[start of INFORMATION SUPPLIED]

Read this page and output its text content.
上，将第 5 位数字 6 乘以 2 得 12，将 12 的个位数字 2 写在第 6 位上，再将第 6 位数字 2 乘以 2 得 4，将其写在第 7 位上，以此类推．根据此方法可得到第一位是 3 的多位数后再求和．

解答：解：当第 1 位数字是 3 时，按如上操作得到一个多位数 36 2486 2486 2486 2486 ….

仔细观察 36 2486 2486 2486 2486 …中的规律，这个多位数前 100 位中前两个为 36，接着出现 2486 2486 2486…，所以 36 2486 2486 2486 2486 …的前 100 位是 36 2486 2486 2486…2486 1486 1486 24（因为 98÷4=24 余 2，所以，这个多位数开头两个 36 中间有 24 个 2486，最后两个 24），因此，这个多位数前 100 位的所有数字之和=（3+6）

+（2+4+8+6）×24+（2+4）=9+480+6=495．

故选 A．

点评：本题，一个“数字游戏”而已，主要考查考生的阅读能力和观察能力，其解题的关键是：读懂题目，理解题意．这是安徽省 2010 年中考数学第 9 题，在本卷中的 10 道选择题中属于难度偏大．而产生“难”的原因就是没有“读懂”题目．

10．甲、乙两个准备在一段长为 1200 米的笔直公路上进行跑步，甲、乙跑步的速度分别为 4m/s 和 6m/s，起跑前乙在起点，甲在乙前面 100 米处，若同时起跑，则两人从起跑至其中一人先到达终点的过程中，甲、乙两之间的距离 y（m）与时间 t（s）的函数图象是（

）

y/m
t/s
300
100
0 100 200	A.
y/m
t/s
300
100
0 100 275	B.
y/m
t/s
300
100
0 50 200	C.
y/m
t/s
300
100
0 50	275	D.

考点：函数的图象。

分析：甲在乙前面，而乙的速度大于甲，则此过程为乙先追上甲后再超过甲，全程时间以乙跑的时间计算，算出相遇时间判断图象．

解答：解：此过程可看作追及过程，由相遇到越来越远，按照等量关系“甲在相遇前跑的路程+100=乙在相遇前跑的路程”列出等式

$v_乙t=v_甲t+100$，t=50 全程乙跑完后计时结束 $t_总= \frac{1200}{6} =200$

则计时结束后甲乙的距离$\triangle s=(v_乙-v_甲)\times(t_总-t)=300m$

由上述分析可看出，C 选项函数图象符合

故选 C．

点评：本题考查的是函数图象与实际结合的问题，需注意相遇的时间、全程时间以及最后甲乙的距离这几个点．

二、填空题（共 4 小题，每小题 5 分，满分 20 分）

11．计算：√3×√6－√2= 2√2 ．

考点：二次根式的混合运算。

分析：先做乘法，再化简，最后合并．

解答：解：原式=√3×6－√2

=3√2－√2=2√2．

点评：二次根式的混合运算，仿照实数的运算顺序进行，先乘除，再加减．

[end of INFORMATION SUPPLIED]
[start of INFORMATION SUPPLIED]

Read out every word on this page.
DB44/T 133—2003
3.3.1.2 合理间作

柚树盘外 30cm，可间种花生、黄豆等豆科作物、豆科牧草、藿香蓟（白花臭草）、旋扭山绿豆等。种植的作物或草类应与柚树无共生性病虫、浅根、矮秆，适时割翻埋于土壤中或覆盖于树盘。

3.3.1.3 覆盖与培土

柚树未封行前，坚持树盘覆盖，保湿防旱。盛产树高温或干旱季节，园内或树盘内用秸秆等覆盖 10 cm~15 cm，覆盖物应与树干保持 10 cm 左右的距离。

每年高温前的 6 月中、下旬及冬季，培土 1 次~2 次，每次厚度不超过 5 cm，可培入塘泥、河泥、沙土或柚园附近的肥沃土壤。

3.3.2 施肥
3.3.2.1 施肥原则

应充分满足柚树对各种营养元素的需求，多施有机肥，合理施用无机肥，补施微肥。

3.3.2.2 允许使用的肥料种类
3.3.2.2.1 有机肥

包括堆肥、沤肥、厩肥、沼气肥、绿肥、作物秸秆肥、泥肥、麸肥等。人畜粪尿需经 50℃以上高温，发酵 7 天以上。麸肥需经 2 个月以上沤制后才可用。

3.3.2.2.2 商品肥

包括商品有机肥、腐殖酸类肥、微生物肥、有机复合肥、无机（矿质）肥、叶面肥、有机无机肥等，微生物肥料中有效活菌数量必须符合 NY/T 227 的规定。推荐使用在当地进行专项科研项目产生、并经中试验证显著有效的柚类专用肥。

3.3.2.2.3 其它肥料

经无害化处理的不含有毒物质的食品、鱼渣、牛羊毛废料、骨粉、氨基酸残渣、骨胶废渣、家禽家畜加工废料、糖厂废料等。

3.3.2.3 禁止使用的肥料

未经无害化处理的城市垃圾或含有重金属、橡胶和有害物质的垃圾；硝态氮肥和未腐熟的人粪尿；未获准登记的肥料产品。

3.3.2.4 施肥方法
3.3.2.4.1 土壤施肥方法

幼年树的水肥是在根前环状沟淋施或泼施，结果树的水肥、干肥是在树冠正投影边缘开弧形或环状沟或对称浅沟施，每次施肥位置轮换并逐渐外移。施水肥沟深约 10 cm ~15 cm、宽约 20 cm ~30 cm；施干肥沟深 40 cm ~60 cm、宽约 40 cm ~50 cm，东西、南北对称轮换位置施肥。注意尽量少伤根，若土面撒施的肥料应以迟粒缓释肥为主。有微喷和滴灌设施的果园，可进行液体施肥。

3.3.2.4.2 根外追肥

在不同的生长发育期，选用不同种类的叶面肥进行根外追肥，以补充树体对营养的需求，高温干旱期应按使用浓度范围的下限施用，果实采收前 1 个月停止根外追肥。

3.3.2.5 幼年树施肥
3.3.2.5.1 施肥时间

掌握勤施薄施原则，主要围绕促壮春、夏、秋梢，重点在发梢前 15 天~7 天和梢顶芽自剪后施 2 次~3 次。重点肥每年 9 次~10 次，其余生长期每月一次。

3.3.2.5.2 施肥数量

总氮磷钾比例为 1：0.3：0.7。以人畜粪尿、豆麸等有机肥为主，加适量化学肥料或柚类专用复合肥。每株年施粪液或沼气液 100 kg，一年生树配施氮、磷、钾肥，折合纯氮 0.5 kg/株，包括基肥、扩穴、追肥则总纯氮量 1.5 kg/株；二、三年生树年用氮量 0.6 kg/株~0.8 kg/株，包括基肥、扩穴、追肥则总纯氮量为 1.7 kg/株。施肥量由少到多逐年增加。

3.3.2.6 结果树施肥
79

[end of INFORMATION SUPPLIED]
[start of INFORMATION SUPPLIED]

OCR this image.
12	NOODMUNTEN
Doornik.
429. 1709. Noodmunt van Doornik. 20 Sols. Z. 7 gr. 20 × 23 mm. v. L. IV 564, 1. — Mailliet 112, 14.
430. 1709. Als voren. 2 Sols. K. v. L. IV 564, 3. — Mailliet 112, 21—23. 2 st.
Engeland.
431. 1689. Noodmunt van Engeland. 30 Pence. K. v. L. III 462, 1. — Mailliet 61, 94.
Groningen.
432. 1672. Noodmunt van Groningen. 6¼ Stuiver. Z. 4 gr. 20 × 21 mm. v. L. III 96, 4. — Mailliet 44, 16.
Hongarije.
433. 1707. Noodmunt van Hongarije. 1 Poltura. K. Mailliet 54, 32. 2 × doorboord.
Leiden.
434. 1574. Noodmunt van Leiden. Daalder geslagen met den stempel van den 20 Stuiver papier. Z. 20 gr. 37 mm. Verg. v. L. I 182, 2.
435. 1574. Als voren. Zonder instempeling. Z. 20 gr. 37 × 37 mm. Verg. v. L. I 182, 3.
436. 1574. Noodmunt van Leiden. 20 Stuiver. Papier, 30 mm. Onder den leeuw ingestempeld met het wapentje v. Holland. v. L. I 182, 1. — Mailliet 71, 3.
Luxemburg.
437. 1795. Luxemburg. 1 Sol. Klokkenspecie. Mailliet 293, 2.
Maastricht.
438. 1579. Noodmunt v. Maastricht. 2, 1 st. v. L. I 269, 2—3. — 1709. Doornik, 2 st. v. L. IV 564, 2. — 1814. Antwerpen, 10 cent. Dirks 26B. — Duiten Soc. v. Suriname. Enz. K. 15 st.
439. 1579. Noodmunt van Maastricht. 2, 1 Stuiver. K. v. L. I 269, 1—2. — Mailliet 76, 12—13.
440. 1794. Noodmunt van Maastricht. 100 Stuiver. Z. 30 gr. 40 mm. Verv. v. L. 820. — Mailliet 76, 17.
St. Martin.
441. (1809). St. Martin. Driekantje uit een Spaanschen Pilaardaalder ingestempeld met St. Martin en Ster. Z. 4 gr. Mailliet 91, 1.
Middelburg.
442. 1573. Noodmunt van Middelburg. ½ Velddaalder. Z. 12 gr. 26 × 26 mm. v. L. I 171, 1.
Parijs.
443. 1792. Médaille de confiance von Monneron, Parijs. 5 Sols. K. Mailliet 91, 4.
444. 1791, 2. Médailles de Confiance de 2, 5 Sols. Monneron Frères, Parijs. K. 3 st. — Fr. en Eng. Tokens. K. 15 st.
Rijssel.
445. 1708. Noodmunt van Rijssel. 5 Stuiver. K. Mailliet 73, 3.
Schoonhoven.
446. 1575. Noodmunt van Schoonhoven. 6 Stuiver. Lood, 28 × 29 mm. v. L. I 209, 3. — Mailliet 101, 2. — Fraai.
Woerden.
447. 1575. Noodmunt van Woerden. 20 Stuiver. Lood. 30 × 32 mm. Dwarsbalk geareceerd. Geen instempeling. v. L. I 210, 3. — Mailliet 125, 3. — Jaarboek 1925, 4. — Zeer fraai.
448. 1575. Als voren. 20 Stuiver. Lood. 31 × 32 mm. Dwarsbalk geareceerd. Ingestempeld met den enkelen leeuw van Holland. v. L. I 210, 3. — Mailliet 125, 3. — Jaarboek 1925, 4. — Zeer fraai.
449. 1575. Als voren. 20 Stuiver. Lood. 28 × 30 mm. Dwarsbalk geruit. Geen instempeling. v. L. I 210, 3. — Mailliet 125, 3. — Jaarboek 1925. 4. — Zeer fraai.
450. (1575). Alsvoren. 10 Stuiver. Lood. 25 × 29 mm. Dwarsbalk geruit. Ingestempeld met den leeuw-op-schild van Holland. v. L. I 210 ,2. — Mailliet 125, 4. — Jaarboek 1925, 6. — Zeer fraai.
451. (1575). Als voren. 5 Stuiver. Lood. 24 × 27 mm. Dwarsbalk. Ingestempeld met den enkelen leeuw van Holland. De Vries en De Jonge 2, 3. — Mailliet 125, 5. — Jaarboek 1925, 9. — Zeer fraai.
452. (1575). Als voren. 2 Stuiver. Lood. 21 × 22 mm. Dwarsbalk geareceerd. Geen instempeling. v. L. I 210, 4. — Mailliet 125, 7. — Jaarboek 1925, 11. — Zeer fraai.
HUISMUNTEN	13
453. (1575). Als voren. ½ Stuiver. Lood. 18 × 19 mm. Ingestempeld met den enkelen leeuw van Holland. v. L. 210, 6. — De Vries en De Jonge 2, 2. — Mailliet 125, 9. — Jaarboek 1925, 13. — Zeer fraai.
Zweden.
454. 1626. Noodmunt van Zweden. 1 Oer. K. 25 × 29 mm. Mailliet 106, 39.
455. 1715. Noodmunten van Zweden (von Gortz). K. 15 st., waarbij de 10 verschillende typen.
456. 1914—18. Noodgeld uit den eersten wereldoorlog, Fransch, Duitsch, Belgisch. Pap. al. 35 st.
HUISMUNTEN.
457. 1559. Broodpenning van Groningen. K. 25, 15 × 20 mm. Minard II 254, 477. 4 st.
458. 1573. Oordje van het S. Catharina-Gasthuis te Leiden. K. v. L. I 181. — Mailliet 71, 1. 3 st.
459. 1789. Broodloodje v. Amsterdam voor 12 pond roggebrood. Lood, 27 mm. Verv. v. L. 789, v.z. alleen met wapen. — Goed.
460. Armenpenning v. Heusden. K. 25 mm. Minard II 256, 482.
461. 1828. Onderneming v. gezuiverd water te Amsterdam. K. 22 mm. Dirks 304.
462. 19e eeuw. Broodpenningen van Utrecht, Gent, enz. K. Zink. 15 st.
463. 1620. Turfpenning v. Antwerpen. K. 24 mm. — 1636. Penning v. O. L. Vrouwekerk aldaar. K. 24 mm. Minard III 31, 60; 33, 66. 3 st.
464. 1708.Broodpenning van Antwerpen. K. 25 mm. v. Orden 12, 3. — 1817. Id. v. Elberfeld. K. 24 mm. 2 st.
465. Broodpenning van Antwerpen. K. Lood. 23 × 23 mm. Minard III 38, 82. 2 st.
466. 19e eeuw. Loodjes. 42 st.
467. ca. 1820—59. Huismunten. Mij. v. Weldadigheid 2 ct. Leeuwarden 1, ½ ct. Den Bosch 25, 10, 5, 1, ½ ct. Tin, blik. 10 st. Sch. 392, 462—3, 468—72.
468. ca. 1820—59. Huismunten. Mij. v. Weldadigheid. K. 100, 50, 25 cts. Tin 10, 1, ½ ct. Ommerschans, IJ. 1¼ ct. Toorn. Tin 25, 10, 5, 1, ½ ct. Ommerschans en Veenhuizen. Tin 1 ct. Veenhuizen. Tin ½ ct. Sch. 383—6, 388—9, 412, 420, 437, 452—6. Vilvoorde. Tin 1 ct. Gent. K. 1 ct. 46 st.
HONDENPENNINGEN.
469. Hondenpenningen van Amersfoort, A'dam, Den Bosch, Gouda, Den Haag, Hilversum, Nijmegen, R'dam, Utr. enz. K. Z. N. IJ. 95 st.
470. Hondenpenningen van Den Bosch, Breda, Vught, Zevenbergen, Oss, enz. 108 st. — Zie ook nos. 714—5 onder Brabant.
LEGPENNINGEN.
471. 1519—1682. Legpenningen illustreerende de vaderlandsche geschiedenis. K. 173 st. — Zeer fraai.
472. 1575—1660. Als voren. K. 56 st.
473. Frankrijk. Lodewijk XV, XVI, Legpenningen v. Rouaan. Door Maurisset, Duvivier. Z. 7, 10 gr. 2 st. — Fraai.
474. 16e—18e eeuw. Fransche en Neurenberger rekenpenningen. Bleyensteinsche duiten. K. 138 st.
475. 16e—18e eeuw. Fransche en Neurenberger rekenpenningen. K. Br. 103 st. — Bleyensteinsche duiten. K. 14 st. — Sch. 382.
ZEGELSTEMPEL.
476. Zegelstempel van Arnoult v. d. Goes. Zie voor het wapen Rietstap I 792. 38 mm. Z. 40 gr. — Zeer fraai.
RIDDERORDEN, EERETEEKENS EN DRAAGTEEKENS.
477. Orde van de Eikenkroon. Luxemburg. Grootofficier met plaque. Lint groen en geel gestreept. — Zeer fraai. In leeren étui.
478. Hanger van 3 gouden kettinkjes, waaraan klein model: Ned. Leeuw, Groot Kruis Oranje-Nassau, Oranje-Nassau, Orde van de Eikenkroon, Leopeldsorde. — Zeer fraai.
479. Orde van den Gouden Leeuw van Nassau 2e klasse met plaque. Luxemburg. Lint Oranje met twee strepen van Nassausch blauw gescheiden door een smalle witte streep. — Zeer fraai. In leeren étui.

[end of INFORMATION SUPPLIED]

[TASK OBJECTIVE]: Check the records above line by line and tally those holding the string "Schoonhoven". Answer with the number only.

[EXERCISE RESPONSE]: 2